_Exercise requirements_: Wherever a line holds the string "JSON", copy that line.

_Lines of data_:
§ §

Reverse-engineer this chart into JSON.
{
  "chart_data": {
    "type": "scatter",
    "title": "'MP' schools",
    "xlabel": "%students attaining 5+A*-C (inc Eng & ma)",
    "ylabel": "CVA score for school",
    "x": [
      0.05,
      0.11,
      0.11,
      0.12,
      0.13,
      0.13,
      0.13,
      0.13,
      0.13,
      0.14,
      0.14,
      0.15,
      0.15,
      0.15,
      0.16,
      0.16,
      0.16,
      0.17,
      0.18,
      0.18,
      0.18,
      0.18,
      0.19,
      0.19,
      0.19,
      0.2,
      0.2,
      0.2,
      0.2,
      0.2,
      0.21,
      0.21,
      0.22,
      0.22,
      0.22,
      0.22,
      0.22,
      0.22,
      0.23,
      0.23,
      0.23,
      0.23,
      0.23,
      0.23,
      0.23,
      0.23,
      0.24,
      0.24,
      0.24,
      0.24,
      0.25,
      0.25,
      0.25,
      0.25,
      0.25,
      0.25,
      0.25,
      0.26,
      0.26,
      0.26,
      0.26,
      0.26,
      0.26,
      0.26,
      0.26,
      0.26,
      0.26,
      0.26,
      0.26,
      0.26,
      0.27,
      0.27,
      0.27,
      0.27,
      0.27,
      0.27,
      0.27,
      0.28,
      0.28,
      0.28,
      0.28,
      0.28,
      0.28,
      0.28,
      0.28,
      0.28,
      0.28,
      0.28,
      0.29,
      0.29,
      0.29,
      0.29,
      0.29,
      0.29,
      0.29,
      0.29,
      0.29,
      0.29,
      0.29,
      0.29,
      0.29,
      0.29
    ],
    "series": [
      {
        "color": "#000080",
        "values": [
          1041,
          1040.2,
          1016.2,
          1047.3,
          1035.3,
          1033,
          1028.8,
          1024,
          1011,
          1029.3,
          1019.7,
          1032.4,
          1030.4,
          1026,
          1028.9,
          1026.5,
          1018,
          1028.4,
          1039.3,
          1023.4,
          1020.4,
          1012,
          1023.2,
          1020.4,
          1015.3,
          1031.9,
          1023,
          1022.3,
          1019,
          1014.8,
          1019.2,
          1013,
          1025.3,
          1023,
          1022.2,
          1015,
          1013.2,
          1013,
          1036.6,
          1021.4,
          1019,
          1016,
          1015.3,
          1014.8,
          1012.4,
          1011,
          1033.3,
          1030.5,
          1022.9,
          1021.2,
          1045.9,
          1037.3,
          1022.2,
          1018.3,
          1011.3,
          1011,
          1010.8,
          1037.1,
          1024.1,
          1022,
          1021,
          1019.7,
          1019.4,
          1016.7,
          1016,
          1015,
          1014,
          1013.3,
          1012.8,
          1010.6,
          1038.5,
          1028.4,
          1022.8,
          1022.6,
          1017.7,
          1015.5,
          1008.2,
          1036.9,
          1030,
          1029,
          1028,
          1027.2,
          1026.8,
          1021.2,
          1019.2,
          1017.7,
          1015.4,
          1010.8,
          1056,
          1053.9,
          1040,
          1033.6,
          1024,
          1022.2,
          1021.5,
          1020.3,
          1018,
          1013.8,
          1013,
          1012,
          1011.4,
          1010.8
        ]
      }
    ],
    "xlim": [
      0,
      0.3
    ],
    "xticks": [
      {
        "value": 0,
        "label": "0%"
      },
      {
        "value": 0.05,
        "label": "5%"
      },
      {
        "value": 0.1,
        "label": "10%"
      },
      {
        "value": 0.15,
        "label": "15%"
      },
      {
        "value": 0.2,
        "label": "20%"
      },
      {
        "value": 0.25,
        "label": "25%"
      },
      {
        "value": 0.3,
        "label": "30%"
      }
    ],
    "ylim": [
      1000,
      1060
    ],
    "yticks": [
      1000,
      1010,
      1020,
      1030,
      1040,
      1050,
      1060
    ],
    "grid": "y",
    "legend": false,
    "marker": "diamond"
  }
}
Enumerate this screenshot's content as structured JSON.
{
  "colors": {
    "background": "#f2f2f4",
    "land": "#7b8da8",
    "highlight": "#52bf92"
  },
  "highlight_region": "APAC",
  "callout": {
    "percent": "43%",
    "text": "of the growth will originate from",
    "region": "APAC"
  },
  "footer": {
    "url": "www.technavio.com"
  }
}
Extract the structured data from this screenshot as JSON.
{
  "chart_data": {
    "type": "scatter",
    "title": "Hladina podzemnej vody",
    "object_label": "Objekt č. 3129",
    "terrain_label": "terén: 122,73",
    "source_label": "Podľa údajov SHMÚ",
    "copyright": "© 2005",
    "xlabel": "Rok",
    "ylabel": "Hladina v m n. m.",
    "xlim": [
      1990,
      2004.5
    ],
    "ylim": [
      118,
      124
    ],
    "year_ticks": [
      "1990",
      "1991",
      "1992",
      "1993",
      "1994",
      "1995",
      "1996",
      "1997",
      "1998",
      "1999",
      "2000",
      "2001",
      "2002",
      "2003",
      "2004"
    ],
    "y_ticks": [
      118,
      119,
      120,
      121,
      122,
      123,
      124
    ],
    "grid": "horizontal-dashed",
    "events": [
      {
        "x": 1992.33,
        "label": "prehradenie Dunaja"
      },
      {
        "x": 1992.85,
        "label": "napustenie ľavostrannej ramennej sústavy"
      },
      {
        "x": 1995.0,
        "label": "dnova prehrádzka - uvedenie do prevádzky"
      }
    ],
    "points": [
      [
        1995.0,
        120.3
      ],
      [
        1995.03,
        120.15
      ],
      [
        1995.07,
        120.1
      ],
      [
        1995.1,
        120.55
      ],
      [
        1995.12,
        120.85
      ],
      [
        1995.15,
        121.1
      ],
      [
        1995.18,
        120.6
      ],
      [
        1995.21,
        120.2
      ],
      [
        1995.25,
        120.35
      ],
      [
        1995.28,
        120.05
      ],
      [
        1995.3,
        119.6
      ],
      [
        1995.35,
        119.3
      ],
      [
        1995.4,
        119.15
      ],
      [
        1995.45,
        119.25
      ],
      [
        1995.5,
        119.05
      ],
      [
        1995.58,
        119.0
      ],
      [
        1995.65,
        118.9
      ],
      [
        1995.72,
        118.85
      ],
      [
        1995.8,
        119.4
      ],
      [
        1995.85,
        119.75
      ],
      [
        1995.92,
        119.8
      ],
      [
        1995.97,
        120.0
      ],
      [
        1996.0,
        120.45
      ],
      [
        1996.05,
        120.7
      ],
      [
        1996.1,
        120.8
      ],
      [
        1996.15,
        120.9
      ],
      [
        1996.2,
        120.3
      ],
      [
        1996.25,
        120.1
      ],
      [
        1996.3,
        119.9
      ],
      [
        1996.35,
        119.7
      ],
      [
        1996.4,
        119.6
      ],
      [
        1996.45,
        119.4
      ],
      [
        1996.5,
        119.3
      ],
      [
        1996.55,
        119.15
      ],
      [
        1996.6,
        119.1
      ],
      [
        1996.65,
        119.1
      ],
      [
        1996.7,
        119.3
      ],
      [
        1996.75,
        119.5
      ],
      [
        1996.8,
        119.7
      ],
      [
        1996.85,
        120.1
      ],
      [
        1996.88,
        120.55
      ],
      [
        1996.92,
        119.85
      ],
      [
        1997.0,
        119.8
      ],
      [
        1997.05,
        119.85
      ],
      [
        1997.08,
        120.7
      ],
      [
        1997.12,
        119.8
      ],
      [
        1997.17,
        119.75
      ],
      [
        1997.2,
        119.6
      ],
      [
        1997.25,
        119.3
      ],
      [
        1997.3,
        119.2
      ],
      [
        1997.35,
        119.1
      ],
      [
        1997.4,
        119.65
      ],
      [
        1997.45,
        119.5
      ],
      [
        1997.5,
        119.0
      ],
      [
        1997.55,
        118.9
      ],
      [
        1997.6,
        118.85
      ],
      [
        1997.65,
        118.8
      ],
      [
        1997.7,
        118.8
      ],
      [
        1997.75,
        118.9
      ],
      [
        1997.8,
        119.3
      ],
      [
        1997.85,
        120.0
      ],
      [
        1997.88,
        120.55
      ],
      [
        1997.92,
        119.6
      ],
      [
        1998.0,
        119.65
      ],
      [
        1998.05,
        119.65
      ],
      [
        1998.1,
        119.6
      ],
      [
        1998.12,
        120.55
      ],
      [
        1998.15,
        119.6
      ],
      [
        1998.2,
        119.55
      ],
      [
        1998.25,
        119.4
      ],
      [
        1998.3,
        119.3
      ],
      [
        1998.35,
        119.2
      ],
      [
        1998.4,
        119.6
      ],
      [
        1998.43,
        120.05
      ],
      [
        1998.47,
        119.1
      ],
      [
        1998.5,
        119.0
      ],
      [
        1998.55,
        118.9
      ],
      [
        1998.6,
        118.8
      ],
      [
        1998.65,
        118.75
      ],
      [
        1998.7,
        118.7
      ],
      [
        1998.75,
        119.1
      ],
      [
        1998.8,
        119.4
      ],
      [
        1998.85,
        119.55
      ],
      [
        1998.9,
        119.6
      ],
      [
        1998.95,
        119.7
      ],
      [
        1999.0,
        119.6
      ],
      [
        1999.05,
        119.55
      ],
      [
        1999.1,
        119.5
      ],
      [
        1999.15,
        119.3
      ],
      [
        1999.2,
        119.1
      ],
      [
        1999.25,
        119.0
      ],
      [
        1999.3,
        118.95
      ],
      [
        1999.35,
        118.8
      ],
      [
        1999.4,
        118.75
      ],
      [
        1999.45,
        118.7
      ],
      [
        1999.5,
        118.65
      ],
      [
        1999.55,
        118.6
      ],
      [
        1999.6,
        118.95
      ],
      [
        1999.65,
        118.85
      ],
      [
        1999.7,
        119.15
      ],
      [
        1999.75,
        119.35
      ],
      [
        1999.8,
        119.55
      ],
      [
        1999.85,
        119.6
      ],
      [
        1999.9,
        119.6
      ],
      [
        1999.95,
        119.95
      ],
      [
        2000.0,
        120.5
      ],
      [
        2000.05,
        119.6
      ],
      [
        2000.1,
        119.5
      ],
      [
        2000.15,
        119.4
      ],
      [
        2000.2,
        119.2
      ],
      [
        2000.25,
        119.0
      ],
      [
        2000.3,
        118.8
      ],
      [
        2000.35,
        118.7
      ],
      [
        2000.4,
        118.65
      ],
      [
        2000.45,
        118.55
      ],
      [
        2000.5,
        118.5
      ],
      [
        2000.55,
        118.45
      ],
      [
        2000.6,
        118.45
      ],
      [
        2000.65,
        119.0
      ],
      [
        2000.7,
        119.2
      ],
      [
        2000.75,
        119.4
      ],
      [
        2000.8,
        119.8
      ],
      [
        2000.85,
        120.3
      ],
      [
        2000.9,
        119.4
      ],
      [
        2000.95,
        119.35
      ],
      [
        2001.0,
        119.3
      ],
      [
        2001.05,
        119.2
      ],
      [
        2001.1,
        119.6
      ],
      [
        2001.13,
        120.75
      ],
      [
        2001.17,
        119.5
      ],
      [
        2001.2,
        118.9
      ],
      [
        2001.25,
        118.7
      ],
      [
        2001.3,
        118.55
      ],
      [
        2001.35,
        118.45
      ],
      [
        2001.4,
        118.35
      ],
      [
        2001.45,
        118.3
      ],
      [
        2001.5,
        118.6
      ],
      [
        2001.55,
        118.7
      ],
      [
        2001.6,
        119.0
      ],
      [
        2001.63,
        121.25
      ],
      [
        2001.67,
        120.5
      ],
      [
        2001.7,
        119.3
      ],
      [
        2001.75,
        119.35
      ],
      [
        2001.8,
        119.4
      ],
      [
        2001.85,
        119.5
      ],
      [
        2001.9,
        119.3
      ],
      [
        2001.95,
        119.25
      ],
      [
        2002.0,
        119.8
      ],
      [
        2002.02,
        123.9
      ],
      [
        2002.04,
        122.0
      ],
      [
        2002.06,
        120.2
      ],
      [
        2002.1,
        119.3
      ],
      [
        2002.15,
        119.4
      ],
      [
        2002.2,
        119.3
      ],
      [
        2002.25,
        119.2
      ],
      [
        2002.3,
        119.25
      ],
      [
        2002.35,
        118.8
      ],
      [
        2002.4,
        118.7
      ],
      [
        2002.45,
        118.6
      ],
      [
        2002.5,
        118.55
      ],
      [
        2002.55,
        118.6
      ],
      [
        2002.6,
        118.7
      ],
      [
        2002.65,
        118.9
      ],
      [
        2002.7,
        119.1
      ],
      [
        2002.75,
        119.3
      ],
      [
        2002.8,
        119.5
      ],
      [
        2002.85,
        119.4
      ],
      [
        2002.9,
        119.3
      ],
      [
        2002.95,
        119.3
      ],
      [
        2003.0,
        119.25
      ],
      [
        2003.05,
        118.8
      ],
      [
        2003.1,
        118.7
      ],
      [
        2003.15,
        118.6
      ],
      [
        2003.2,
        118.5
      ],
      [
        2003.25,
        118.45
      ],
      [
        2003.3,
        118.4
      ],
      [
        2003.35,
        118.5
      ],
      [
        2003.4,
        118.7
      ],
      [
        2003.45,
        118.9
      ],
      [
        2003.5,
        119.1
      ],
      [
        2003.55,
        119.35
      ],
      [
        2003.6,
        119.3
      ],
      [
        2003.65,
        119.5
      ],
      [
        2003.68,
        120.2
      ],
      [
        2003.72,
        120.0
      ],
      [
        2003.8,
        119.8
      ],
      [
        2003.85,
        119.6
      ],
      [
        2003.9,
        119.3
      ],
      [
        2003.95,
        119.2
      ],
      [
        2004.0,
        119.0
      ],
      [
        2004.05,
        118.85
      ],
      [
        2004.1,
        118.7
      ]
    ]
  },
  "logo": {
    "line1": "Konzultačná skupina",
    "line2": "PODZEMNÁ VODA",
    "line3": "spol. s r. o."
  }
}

§ §

_Exercise answer_:
Reverse-engineer this chart into JSON.
Enumerate this screenshot's content as structured JSON.
Extract the structured data from this screenshot as JSON.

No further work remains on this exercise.